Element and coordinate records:
────────

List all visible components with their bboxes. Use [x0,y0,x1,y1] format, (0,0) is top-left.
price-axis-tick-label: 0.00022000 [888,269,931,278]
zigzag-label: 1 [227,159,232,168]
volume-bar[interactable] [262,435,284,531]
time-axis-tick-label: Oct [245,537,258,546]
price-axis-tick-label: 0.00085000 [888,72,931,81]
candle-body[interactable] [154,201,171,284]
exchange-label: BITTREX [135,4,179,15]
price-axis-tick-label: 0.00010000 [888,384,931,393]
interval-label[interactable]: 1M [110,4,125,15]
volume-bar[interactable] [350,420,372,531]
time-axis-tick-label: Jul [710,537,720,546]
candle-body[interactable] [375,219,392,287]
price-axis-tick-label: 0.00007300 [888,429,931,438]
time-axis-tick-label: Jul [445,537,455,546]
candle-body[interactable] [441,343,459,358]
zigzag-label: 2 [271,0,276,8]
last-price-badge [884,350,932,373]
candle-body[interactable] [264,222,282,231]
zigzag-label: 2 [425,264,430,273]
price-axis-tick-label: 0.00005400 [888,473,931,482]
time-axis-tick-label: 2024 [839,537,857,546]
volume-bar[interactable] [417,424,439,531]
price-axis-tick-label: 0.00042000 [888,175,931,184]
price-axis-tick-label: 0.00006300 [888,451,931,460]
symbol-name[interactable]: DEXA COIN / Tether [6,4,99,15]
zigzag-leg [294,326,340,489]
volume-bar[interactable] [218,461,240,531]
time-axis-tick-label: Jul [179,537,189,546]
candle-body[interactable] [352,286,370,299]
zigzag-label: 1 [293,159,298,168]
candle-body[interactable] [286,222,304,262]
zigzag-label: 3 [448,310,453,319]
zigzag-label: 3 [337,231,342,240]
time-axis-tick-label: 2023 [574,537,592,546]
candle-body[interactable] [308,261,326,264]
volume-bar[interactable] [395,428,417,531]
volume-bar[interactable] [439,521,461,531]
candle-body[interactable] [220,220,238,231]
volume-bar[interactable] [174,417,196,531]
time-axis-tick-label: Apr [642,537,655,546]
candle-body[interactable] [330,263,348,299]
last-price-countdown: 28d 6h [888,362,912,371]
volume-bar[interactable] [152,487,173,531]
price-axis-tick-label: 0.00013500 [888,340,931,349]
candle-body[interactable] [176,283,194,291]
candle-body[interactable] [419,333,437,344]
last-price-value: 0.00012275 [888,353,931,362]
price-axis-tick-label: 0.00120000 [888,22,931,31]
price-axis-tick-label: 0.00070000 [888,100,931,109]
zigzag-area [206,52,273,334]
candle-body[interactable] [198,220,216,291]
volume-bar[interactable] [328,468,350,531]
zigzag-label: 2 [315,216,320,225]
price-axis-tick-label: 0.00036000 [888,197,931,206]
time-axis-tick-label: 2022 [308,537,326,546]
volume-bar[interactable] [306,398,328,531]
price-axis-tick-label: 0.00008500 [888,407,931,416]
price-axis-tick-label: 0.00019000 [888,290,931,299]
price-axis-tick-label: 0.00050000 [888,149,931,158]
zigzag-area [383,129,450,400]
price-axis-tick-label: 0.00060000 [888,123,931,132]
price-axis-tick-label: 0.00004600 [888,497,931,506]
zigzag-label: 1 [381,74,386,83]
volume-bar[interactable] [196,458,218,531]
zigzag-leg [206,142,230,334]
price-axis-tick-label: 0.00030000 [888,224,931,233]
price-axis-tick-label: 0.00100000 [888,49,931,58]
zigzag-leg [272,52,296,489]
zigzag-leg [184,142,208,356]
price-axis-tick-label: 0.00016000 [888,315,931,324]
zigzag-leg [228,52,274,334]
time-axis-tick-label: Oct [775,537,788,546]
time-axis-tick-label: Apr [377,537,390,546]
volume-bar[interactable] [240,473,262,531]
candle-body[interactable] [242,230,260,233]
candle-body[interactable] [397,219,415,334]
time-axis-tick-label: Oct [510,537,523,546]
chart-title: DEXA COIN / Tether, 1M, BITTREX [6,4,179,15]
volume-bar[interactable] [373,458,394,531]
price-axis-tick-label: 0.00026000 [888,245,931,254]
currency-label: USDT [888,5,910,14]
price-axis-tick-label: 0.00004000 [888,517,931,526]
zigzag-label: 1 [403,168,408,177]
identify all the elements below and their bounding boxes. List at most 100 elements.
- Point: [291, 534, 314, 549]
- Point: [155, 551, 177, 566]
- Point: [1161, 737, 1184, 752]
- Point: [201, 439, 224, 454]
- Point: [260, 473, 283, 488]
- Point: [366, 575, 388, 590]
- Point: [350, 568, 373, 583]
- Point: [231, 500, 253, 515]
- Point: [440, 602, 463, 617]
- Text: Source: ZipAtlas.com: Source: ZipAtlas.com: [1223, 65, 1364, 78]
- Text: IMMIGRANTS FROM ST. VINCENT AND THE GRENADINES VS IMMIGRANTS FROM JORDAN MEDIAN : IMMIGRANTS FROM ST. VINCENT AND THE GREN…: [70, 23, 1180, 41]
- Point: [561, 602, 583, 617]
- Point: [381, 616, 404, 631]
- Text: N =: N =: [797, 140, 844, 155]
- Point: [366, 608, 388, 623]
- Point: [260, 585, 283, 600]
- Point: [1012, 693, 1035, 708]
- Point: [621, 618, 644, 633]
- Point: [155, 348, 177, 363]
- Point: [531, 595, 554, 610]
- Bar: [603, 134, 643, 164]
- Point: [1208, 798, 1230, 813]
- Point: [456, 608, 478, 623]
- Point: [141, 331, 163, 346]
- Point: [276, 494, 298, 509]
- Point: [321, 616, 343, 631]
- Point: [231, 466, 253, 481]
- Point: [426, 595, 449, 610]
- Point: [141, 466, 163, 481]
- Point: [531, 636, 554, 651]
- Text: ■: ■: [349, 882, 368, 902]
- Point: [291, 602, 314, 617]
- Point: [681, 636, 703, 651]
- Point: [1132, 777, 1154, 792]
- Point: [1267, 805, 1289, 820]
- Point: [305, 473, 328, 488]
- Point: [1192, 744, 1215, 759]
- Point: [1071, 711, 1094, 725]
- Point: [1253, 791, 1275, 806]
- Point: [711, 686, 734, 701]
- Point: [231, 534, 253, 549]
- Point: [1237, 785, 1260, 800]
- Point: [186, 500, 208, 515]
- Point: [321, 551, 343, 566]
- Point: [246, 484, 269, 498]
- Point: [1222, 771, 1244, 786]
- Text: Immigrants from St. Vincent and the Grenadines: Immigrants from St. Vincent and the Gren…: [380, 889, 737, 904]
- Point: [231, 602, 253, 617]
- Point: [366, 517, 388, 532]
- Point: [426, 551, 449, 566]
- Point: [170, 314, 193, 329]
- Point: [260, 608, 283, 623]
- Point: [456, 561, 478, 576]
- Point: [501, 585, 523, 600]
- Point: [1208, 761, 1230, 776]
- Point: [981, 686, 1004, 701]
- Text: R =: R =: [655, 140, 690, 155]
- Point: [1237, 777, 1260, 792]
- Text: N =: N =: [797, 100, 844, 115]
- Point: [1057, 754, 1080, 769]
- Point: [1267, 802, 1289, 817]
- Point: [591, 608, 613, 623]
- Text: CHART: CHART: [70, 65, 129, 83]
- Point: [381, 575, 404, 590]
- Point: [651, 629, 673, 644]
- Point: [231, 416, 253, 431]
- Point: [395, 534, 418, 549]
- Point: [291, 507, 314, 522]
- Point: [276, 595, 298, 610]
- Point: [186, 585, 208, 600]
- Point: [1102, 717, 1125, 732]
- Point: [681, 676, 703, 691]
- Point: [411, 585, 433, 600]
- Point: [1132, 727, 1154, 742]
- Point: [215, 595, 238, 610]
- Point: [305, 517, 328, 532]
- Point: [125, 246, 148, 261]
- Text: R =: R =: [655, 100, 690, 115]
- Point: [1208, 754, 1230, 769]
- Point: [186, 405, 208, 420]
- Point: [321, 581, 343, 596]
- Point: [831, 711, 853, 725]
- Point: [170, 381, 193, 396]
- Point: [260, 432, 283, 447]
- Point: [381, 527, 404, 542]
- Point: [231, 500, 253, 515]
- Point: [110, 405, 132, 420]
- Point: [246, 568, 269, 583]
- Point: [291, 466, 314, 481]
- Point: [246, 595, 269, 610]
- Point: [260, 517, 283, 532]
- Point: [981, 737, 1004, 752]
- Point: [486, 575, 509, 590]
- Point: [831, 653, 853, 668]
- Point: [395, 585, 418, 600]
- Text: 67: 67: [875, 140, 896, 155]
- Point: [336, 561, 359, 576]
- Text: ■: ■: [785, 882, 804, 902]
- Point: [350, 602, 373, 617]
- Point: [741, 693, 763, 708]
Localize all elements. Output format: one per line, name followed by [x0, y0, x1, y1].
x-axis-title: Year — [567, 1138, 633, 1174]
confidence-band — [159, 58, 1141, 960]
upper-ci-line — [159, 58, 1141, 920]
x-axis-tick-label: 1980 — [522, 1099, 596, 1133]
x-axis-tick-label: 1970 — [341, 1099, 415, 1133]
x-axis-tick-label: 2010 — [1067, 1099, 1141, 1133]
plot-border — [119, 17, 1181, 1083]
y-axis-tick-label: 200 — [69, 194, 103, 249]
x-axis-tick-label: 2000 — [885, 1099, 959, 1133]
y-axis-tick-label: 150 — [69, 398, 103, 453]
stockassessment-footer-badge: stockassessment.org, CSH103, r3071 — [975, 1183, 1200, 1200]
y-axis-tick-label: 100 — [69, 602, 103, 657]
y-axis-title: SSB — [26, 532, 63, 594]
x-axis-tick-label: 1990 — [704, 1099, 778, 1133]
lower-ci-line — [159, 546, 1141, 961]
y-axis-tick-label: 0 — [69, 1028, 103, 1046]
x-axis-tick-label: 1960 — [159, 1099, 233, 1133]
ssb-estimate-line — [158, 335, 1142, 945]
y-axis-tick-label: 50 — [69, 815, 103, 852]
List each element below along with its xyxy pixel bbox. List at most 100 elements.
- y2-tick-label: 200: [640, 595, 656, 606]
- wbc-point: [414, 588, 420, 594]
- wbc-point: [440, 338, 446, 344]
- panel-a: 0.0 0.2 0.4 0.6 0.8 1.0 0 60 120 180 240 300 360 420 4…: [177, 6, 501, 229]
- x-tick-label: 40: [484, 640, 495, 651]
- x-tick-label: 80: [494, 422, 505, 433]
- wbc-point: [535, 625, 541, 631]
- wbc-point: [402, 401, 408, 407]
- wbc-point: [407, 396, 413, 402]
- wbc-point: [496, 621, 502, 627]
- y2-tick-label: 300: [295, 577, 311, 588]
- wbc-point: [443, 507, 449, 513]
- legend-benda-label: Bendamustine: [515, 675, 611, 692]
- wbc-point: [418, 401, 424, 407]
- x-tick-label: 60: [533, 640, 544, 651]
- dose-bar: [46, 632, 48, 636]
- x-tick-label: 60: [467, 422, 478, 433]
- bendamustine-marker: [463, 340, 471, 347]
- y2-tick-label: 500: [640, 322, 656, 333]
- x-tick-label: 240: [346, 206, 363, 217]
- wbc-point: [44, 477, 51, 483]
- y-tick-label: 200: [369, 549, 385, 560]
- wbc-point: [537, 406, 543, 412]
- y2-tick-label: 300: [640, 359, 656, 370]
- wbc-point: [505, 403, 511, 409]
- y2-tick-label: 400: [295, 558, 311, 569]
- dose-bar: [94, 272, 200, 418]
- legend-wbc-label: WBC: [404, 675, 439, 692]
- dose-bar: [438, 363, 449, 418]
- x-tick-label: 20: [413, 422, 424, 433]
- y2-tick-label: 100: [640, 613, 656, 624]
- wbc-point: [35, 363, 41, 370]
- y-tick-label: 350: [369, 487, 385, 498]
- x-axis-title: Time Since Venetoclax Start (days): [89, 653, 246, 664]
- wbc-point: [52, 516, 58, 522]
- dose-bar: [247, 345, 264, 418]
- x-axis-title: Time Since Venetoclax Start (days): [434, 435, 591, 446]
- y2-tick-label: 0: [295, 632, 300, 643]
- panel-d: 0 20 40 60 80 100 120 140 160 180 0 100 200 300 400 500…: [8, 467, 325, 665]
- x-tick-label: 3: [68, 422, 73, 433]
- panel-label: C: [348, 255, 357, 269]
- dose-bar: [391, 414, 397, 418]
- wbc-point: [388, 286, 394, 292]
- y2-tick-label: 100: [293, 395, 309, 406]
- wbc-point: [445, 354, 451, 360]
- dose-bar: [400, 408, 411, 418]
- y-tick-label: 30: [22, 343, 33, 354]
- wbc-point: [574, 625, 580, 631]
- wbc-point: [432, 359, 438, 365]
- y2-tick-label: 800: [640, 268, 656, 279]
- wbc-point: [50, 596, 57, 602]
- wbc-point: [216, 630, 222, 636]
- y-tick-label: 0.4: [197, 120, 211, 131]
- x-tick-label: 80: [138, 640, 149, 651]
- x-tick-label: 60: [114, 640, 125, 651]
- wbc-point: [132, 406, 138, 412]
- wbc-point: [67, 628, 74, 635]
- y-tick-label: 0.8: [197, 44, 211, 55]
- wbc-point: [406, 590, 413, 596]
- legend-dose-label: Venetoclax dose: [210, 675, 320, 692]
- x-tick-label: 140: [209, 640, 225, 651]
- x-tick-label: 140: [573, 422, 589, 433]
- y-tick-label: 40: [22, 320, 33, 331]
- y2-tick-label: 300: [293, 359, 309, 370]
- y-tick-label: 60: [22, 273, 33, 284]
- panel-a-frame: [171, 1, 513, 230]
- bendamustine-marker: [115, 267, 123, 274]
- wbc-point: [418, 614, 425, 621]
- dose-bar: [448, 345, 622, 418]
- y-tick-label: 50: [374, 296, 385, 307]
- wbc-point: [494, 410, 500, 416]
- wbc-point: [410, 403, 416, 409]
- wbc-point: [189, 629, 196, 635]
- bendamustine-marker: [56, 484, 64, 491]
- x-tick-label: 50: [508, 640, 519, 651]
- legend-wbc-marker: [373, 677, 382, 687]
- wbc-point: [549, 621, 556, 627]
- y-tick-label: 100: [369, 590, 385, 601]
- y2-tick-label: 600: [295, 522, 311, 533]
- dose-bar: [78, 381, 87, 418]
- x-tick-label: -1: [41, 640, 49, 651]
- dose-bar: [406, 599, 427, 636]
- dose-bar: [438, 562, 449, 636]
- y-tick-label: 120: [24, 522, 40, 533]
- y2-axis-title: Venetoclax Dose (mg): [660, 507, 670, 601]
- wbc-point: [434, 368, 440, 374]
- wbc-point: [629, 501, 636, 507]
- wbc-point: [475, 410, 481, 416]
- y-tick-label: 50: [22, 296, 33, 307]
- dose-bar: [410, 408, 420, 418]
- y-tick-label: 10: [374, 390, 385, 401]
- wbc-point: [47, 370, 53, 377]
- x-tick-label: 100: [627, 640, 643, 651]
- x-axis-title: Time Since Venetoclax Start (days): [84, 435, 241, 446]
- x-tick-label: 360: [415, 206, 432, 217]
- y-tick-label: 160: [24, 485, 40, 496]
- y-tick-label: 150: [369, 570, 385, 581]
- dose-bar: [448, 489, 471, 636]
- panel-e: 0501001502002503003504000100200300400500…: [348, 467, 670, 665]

────────

• [What needs to be done]: Filter the lines above and keep each one that contains the string "List".

• [Response to this task]:
List all visible components with their bboxes. Use [x0,y0,x1,y1] format, (0,0) is top-left.
identify all the elements below and their bounding boxes. List at most 100 elements.
List each element below along with its xyxy pixel bbox. List at most 100 elements.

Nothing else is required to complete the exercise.